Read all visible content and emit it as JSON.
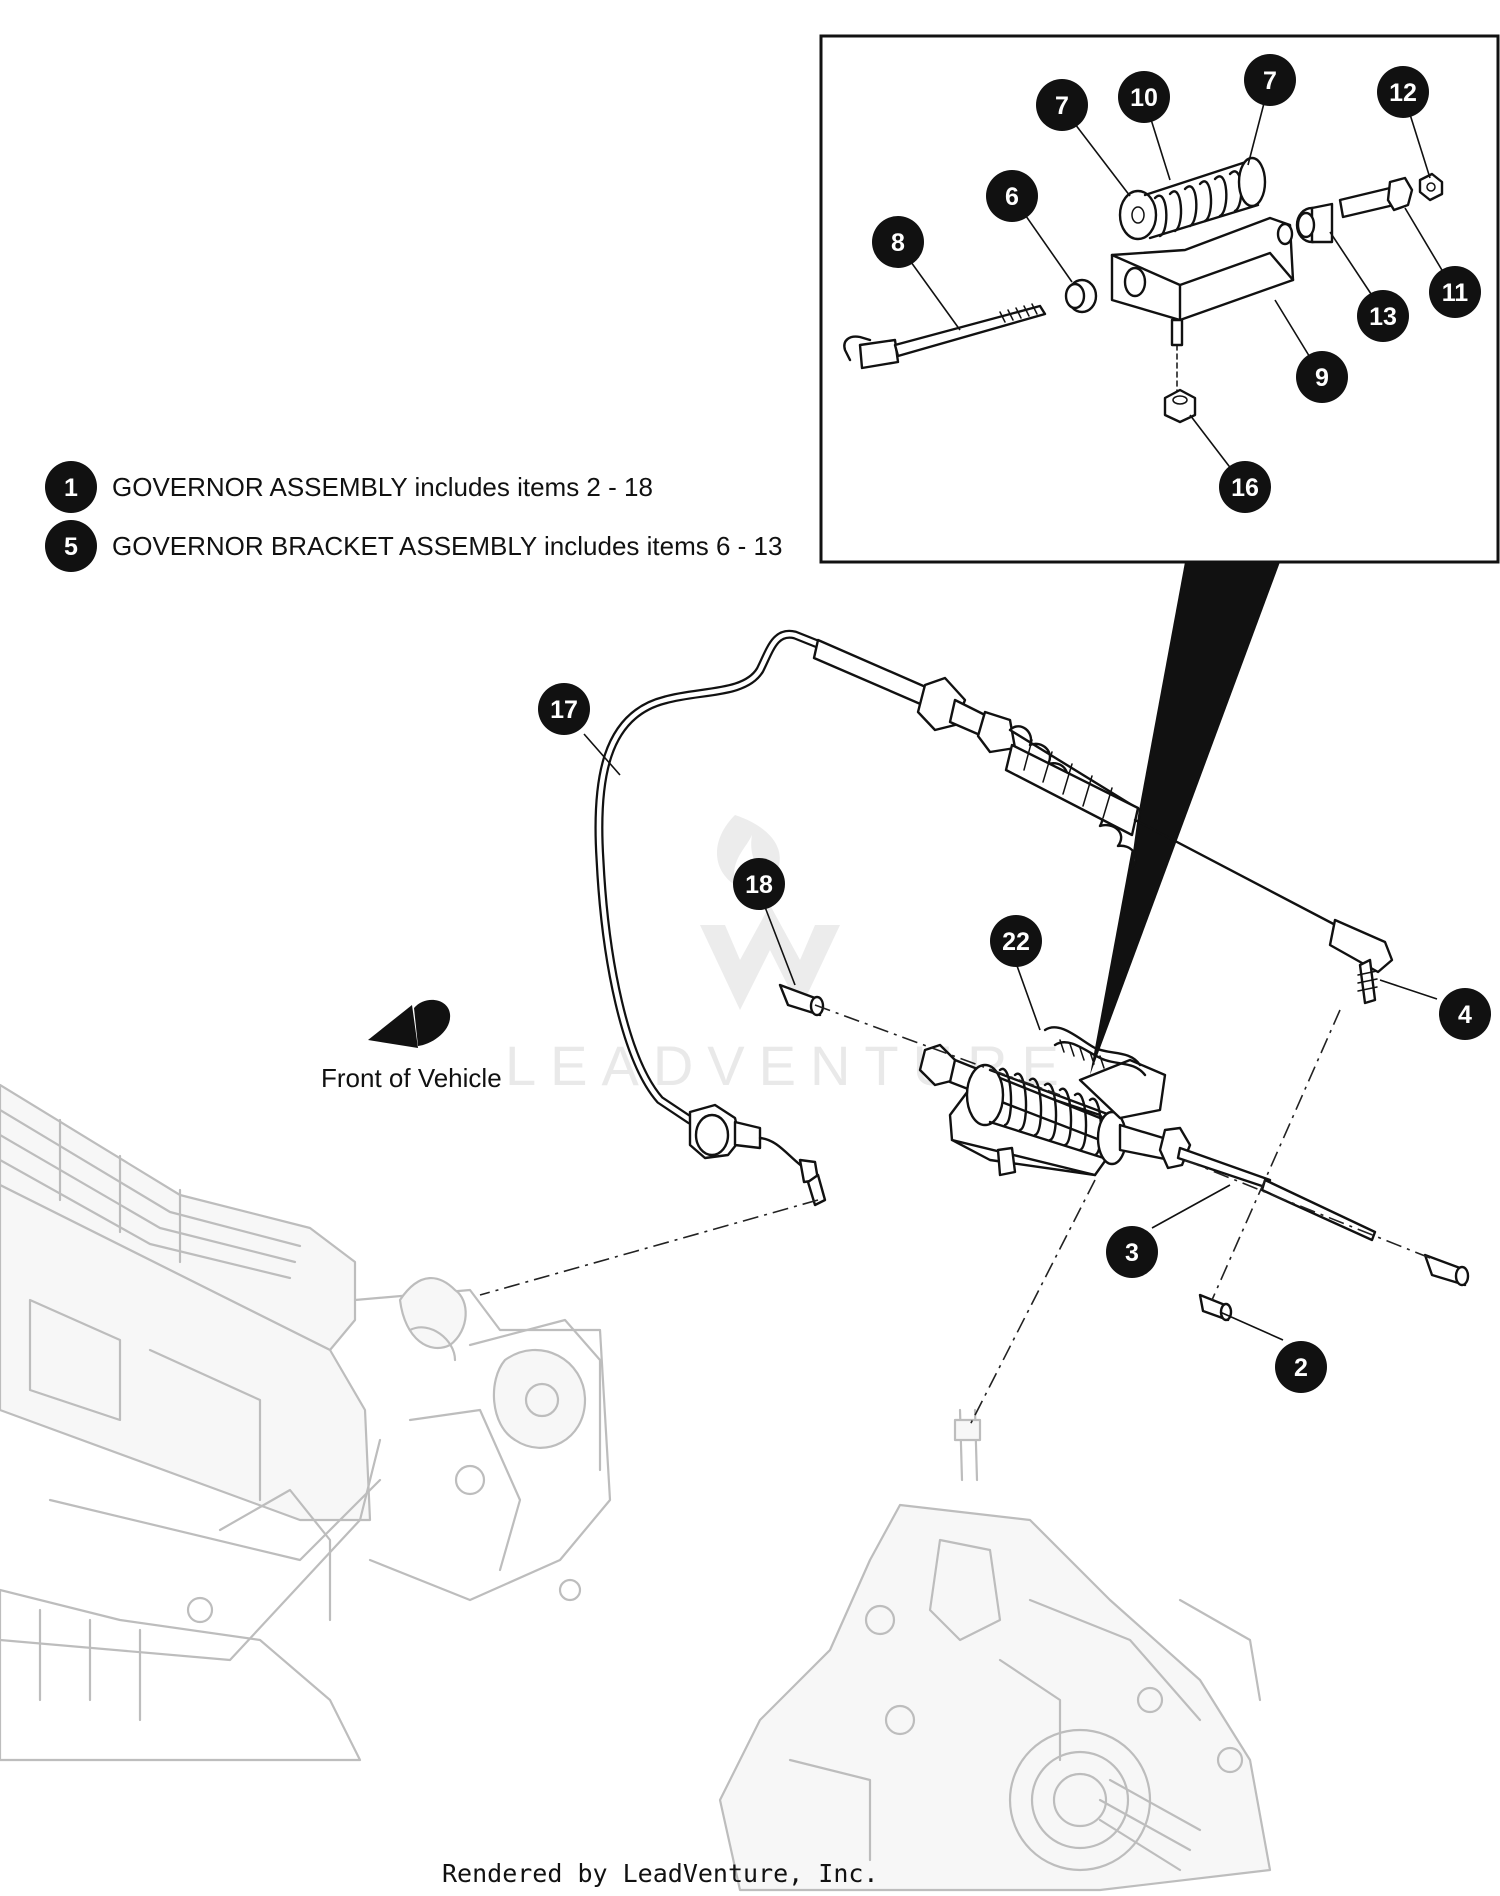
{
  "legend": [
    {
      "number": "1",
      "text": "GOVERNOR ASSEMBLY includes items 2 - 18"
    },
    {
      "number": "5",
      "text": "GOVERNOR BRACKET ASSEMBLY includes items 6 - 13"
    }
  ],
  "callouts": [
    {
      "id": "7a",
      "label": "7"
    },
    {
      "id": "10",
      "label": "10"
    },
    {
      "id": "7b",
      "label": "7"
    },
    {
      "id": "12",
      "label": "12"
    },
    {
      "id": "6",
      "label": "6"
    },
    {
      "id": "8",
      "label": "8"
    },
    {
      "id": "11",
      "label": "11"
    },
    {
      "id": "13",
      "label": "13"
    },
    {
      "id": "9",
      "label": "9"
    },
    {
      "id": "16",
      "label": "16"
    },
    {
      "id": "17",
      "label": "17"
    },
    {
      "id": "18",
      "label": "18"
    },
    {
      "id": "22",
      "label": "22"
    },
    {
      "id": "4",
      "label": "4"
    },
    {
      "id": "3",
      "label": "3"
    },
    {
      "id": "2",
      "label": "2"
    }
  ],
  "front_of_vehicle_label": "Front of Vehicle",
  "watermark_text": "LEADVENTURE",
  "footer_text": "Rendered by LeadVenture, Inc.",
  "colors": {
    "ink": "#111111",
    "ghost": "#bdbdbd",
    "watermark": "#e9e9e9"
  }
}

::::::::::

** Instructions for the task **
Each line in the data that holds the string "includes" should be found and copied.

** Exercise solution **
      "text": "GOVERNOR ASSEMBLY includes items 2 - 18"
      "text": "GOVERNOR BRACKET ASSEMBLY includes items 6 - 13"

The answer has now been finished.